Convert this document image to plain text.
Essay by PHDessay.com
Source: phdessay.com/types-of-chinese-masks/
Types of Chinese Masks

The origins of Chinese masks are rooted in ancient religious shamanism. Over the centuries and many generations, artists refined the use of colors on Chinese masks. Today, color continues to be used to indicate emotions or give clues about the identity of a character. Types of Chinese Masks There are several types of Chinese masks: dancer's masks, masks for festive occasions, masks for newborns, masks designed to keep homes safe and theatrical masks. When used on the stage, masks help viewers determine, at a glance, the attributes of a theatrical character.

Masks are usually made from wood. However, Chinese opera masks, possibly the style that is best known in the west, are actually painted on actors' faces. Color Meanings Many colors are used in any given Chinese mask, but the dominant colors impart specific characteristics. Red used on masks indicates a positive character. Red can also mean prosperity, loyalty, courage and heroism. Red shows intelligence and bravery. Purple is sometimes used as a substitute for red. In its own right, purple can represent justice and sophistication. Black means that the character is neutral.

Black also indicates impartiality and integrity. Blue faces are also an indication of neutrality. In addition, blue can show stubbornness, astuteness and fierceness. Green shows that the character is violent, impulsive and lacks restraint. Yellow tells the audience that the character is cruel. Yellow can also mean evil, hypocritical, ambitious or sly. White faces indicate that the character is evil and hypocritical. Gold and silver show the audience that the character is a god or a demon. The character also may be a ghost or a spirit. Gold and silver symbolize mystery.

####

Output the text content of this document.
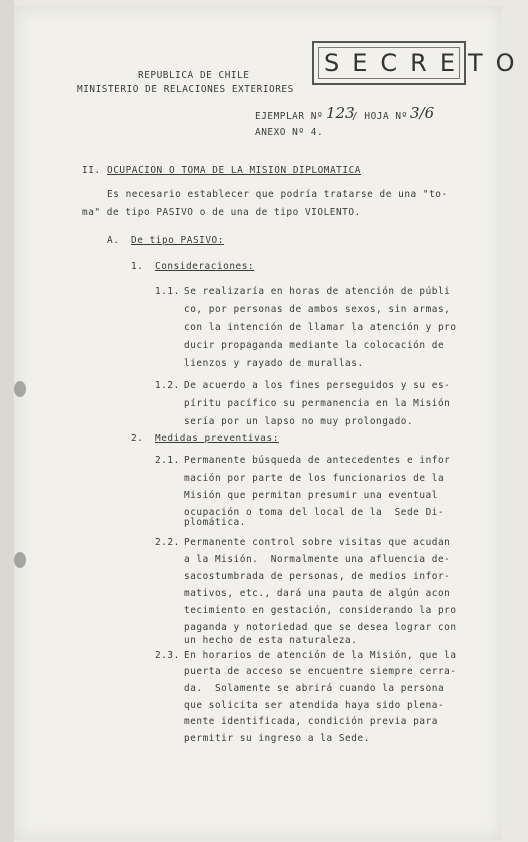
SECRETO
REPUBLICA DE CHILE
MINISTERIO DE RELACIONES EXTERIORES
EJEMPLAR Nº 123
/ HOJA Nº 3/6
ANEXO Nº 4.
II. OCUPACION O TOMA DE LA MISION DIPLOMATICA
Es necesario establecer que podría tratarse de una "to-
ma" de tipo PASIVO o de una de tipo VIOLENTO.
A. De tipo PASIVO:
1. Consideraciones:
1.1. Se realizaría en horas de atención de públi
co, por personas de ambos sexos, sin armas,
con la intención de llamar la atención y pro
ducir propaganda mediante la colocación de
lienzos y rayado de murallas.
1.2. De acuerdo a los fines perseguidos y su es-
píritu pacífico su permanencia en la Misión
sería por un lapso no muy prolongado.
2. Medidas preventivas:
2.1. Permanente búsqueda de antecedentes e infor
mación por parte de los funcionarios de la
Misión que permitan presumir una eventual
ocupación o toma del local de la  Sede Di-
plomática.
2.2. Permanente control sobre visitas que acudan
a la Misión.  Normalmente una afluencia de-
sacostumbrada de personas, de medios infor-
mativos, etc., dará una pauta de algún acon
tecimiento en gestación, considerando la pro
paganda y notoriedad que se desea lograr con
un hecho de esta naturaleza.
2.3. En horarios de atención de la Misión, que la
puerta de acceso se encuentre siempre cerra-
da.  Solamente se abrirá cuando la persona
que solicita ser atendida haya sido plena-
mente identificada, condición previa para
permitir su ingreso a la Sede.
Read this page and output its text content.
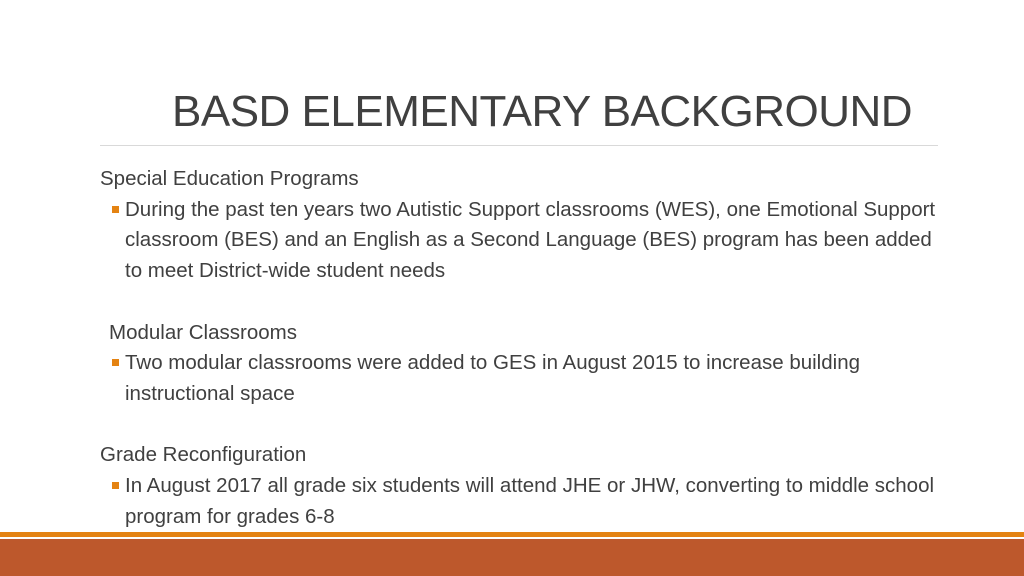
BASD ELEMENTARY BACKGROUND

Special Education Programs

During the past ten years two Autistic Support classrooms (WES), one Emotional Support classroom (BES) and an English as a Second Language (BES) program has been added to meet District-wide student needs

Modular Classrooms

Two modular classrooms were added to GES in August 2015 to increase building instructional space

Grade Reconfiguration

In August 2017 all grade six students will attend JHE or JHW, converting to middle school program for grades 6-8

####

Where a line of the data holds "personas", show that line.

co, por personas de ambos sexos, sin armas,
sacostumbrada de personas, de medios infor-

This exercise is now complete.